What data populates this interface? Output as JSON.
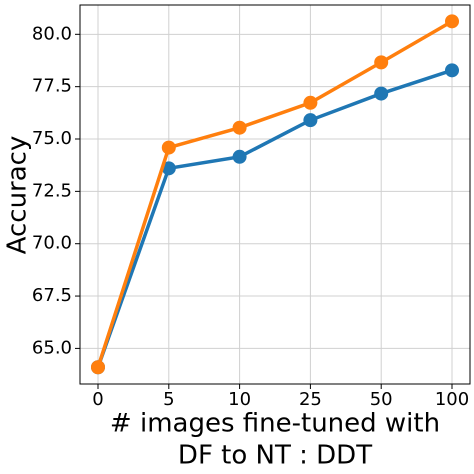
{
  "chart_data": {
    "type": "line",
    "xlabel": [
      "# images fine-tuned with",
      "DF to NT : DDT"
    ],
    "ylabel": "Accuracy",
    "categories": [
      "0",
      "5",
      "10",
      "25",
      "50",
      "100"
    ],
    "series": [
      {
        "color": "#1f77b4",
        "values": [
          64.1,
          73.6,
          74.15,
          75.9,
          77.17,
          78.28
        ]
      },
      {
        "color": "#ff7f0e",
        "values": [
          64.1,
          74.59,
          75.54,
          76.73,
          78.66,
          80.62
        ]
      }
    ],
    "ylim": [
      63.3,
      81.4
    ],
    "yticks": [
      {
        "value": 65,
        "label": "65.0"
      },
      {
        "value": 67.5,
        "label": "67.5"
      },
      {
        "value": 70,
        "label": "70.0"
      },
      {
        "value": 72.5,
        "label": "72.5"
      },
      {
        "value": 75,
        "label": "75.0"
      },
      {
        "value": 77.5,
        "label": "77.5"
      },
      {
        "value": 80,
        "label": "80.0"
      }
    ],
    "grid": true
  }
}
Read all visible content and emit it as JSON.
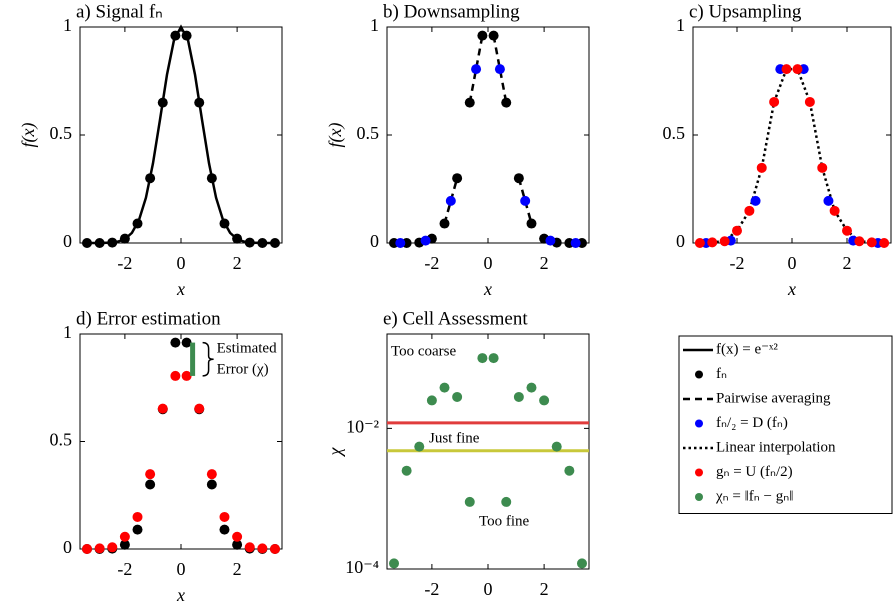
{
  "chart_data": [
    {
      "type": "scatter",
      "title": "a) Signal fₙ",
      "xlabel": "x",
      "ylabel": "f(x)",
      "xlim": [
        -3.6,
        3.6
      ],
      "ylim": [
        0,
        1
      ],
      "xticks": [
        -2,
        0,
        2
      ],
      "yticks": [
        0,
        0.5,
        1
      ],
      "series": [
        {
          "style": "line",
          "color": "#000000",
          "x": [
            -3.25,
            -3,
            -2.75,
            -2.5,
            -2.25,
            -2,
            -1.75,
            -1.5,
            -1.25,
            -1,
            -0.75,
            -0.5,
            -0.25,
            0,
            0.25,
            0.5,
            0.75,
            1,
            1.25,
            1.5,
            1.75,
            2,
            2.25,
            2.5,
            2.75,
            3,
            3.25
          ],
          "values": [
            0,
            0.0001,
            0.0005,
            0.0019,
            0.0063,
            0.0183,
            0.0468,
            0.1054,
            0.2096,
            0.3679,
            0.5698,
            0.7788,
            0.9394,
            1,
            0.9394,
            0.7788,
            0.5698,
            0.3679,
            0.2096,
            0.1054,
            0.0468,
            0.0183,
            0.0063,
            0.0019,
            0.0005,
            0.0001,
            0
          ]
        },
        {
          "style": "dots",
          "color": "#000000",
          "x": [
            -3.35,
            -2.9,
            -2.45,
            -2.0,
            -1.55,
            -1.1,
            -0.65,
            -0.2,
            0.2,
            0.65,
            1.1,
            1.55,
            2.0,
            2.45,
            2.9,
            3.35
          ],
          "values": [
            0,
            0,
            0.002,
            0.02,
            0.09,
            0.3,
            0.65,
            0.96,
            0.96,
            0.65,
            0.3,
            0.09,
            0.02,
            0.002,
            0,
            0
          ]
        }
      ]
    },
    {
      "type": "scatter",
      "title": "b) Downsampling",
      "xlabel": "x",
      "ylabel": "f(x)",
      "xlim": [
        -3.6,
        3.6
      ],
      "ylim": [
        0,
        1
      ],
      "xticks": [
        -2,
        0,
        2
      ],
      "yticks": [
        0,
        0.5,
        1
      ],
      "series": [
        {
          "style": "dashed",
          "color": "#000000",
          "x": [
            -3.35,
            -2.9,
            null,
            -2.45,
            -2.0,
            null,
            -1.55,
            -1.1,
            null,
            -0.65,
            -0.2,
            null,
            0.2,
            0.65,
            null,
            1.1,
            1.55,
            null,
            2.0,
            2.45,
            null,
            2.9,
            3.35
          ],
          "values": [
            0,
            0,
            null,
            0.002,
            0.02,
            null,
            0.09,
            0.3,
            null,
            0.65,
            0.96,
            null,
            0.96,
            0.65,
            null,
            0.3,
            0.09,
            null,
            0.02,
            0.002,
            null,
            0,
            0
          ]
        },
        {
          "style": "dots",
          "color": "#000000",
          "x": [
            -3.35,
            -2.9,
            -2.45,
            -2.0,
            -1.55,
            -1.1,
            -0.65,
            -0.2,
            0.2,
            0.65,
            1.1,
            1.55,
            2.0,
            2.45,
            2.9,
            3.35
          ],
          "values": [
            0,
            0,
            0.002,
            0.02,
            0.09,
            0.3,
            0.65,
            0.96,
            0.96,
            0.65,
            0.3,
            0.09,
            0.02,
            0.002,
            0,
            0
          ]
        },
        {
          "style": "dots",
          "color": "#0000ff",
          "x": [
            -3.125,
            -2.225,
            -1.325,
            -0.425,
            0.425,
            1.325,
            2.225,
            3.125
          ],
          "values": [
            0,
            0.011,
            0.195,
            0.805,
            0.805,
            0.195,
            0.011,
            0
          ]
        }
      ]
    },
    {
      "type": "scatter",
      "title": "c) Upsampling",
      "xlabel": "x",
      "xlim": [
        -3.6,
        3.6
      ],
      "ylim": [
        0,
        1
      ],
      "xticks": [
        -2,
        0,
        2
      ],
      "yticks": [
        0,
        0.5,
        1
      ],
      "series": [
        {
          "style": "dotted",
          "color": "#000000",
          "x": [
            -3.35,
            -2.9,
            -2.45,
            -2.0,
            -1.55,
            -1.1,
            -0.65,
            -0.2,
            0.2,
            0.65,
            1.1,
            1.55,
            2.0,
            2.45,
            2.9,
            3.35
          ],
          "values": [
            0,
            0.003,
            0.008,
            0.057,
            0.149,
            0.348,
            0.653,
            0.805,
            0.805,
            0.653,
            0.348,
            0.149,
            0.057,
            0.008,
            0.003,
            0
          ]
        },
        {
          "style": "dots",
          "color": "#0000ff",
          "x": [
            -3.125,
            -2.225,
            -1.325,
            -0.425,
            0.425,
            1.325,
            2.225,
            3.125
          ],
          "values": [
            0,
            0.011,
            0.195,
            0.805,
            0.805,
            0.195,
            0.011,
            0
          ]
        },
        {
          "style": "dots",
          "color": "#ff0000",
          "x": [
            -3.35,
            -2.9,
            -2.45,
            -2.0,
            -1.55,
            -1.1,
            -0.65,
            -0.2,
            0.2,
            0.65,
            1.1,
            1.55,
            2.0,
            2.45,
            2.9,
            3.35
          ],
          "values": [
            0,
            0.003,
            0.008,
            0.057,
            0.149,
            0.348,
            0.653,
            0.805,
            0.805,
            0.653,
            0.348,
            0.149,
            0.057,
            0.008,
            0.003,
            0
          ]
        }
      ]
    },
    {
      "type": "scatter",
      "title": "d) Error estimation",
      "xlabel": "x",
      "xlim": [
        -3.6,
        3.6
      ],
      "ylim": [
        0,
        1
      ],
      "xticks": [
        -2,
        0,
        2
      ],
      "yticks": [
        0,
        0.5,
        1
      ],
      "series": [
        {
          "style": "dots",
          "color": "#000000",
          "x": [
            -3.35,
            -2.9,
            -2.45,
            -2.0,
            -1.55,
            -1.1,
            -0.65,
            -0.2,
            0.2,
            0.65,
            1.1,
            1.55,
            2.0,
            2.45,
            2.9,
            3.35
          ],
          "values": [
            0,
            0,
            0.002,
            0.02,
            0.09,
            0.3,
            0.65,
            0.96,
            0.96,
            0.65,
            0.3,
            0.09,
            0.02,
            0.002,
            0,
            0
          ]
        },
        {
          "style": "dots",
          "color": "#ff0000",
          "x": [
            -3.35,
            -2.9,
            -2.45,
            -2.0,
            -1.55,
            -1.1,
            -0.65,
            -0.2,
            0.2,
            0.65,
            1.1,
            1.55,
            2.0,
            2.45,
            2.9,
            3.35
          ],
          "values": [
            0,
            0.003,
            0.008,
            0.057,
            0.149,
            0.348,
            0.653,
            0.805,
            0.805,
            0.653,
            0.348,
            0.149,
            0.057,
            0.008,
            0.003,
            0
          ]
        }
      ],
      "error_bar": {
        "x": 0.2,
        "from": 0.805,
        "to": 0.96,
        "color": "#3d8b4f"
      },
      "annotations": [
        "Estimated",
        "Error (χ)"
      ]
    },
    {
      "type": "scatter",
      "title": "e) Cell Assessment",
      "xlabel": "x",
      "ylabel": "χ",
      "xlim": [
        -3.6,
        3.6
      ],
      "ylim": [
        0.0001,
        0.22
      ],
      "ylog": true,
      "xticks": [
        -2,
        0,
        2
      ],
      "yticks": [
        {
          "value": 0.0001,
          "label": "10⁻⁴"
        },
        {
          "value": 0.01,
          "label": "10⁻²"
        }
      ],
      "series": [
        {
          "style": "dots",
          "color": "#3d8b4f",
          "x": [
            -3.35,
            -2.9,
            -2.45,
            -2.0,
            -1.55,
            -1.1,
            -0.65,
            -0.2,
            0.2,
            0.65,
            1.1,
            1.55,
            2.0,
            2.45,
            2.9,
            3.35
          ],
          "values": [
            0.00012,
            0.0025,
            0.0055,
            0.025,
            0.038,
            0.028,
            0.0009,
            0.1,
            0.1,
            0.0009,
            0.028,
            0.038,
            0.025,
            0.0055,
            0.0025,
            0.00012
          ]
        }
      ],
      "hlines": [
        {
          "value": 0.012,
          "color": "#e03c3c"
        },
        {
          "value": 0.0048,
          "color": "#c8c83a"
        }
      ],
      "annotations": [
        "Too coarse",
        "Just fine",
        "Too fine"
      ]
    }
  ],
  "legend": {
    "entries": [
      {
        "label": "f(x) = e⁻ˣ²",
        "style": "line",
        "color": "#000000"
      },
      {
        "label": "fₙ",
        "style": "dots",
        "color": "#000000"
      },
      {
        "label": "Pairwise averaging",
        "style": "dashed",
        "color": "#000000"
      },
      {
        "label": "fₙ/₂ = D (fₙ)",
        "style": "dots",
        "color": "#0000ff"
      },
      {
        "label": "Linear interpolation",
        "style": "dotted",
        "color": "#000000"
      },
      {
        "label": "gₙ = U (fₙ/2)",
        "style": "dots",
        "color": "#ff0000"
      },
      {
        "label": "χₙ = ‖fₙ − gₙ‖",
        "style": "dots",
        "color": "#3d8b4f"
      }
    ]
  }
}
=====
**Goal**: Report how many lines in the data contain the word "ylabel", with no words besides the number.

**Written reply**: 4